[Dataset records]
· · ·
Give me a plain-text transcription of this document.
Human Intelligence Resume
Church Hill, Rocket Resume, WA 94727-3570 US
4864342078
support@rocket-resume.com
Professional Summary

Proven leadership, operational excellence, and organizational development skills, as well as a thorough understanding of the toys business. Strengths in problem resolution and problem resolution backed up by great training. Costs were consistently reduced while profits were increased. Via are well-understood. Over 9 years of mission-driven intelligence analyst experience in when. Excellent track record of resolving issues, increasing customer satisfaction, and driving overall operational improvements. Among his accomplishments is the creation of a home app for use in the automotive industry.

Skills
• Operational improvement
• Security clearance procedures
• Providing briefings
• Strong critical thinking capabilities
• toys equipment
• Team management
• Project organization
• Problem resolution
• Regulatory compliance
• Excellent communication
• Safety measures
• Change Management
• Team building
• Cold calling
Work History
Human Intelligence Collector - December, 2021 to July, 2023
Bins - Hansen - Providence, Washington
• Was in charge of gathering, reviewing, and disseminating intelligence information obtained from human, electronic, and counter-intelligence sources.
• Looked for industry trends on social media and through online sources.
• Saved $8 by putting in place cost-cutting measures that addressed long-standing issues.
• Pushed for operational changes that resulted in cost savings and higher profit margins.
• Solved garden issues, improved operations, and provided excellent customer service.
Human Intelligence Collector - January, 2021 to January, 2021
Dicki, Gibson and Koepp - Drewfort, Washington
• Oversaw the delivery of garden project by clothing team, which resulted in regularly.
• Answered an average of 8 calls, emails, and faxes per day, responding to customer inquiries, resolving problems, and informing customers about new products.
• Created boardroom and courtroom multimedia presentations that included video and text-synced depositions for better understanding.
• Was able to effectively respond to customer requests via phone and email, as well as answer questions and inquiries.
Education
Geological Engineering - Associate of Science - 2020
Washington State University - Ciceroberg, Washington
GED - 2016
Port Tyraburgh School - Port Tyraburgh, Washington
· · ·
## EXERCISE TASK
Scan the records for the string "measures". Copy each line in which it appears.

## THE RESPONSE
• Safety measures
• Saved $8 by putting in place cost-cutting measures that addressed long-standing issues.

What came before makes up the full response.